======== Task input

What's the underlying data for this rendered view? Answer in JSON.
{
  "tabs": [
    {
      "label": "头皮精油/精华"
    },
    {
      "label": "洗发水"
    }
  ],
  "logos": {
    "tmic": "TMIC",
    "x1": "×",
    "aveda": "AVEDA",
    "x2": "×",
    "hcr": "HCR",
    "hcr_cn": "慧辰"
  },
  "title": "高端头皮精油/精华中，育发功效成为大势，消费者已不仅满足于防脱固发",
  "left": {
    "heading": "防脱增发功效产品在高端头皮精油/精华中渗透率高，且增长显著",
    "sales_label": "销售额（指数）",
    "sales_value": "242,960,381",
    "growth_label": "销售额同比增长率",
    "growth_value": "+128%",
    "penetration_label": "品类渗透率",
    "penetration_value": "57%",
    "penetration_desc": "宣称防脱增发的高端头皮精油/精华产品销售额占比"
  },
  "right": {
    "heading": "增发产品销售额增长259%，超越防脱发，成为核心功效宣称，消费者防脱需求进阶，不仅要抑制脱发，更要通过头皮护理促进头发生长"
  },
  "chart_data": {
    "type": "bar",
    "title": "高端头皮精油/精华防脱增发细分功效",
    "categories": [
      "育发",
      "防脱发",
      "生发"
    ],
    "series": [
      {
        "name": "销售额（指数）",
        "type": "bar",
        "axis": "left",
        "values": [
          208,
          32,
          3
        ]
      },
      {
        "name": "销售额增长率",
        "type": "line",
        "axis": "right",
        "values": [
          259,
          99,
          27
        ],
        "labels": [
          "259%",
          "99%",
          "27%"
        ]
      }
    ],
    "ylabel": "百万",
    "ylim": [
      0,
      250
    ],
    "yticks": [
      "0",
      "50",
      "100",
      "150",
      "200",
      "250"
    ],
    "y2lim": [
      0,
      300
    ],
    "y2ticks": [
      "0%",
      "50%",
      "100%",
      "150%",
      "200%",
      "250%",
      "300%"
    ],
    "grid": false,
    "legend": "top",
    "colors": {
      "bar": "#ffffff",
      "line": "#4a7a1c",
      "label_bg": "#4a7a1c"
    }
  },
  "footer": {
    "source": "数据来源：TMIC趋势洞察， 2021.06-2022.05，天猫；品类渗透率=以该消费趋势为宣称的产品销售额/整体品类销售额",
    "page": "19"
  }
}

================
======== Task input

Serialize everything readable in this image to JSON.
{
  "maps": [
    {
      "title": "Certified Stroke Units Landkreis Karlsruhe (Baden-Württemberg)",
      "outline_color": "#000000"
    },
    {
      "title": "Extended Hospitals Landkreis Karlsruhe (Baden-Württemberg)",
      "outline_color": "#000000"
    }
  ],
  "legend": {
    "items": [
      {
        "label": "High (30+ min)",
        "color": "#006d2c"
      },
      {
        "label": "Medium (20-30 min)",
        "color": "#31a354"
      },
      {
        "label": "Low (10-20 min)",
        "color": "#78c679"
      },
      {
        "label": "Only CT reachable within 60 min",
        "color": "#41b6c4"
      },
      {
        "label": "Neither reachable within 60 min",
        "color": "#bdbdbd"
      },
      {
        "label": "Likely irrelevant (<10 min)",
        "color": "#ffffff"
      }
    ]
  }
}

================
======== Task input

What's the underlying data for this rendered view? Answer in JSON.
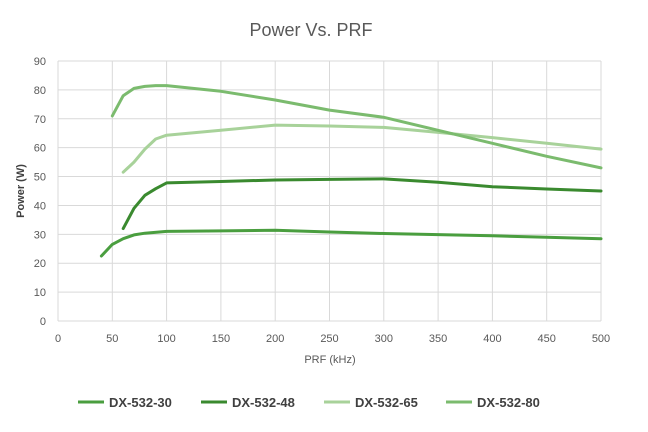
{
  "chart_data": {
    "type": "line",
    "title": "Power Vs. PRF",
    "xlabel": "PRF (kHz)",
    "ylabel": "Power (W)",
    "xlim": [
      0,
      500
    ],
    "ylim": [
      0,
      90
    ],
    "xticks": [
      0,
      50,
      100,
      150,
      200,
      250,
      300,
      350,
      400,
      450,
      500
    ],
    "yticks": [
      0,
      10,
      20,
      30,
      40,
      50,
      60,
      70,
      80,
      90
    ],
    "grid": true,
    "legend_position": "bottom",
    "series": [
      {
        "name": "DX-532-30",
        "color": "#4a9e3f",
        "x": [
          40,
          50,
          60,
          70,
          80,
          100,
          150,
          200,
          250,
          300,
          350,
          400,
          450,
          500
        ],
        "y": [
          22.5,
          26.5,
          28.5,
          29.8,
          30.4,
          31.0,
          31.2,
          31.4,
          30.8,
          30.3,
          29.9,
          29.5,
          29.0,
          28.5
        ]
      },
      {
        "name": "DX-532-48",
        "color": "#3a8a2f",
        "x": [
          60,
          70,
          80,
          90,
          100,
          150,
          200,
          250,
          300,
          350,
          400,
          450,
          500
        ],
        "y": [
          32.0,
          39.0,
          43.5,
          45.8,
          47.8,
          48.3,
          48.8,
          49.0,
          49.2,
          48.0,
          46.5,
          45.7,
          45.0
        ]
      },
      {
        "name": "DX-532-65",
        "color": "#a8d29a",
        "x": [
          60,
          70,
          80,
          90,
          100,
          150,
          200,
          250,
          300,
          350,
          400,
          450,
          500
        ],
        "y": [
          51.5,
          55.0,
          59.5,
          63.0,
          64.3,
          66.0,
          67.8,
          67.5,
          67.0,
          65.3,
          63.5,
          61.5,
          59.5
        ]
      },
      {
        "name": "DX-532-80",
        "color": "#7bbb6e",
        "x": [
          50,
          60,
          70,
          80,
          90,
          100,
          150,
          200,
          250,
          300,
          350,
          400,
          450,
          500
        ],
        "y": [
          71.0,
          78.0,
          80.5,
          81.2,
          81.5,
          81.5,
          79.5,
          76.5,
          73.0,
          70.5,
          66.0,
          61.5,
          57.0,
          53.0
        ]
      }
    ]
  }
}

================

Task prompt -> Read through the lines above and collect those that contain the string "within".

In response ->
        "label": "Only CT reachable within 60 min",
        "label": "Neither reachable within 60 min",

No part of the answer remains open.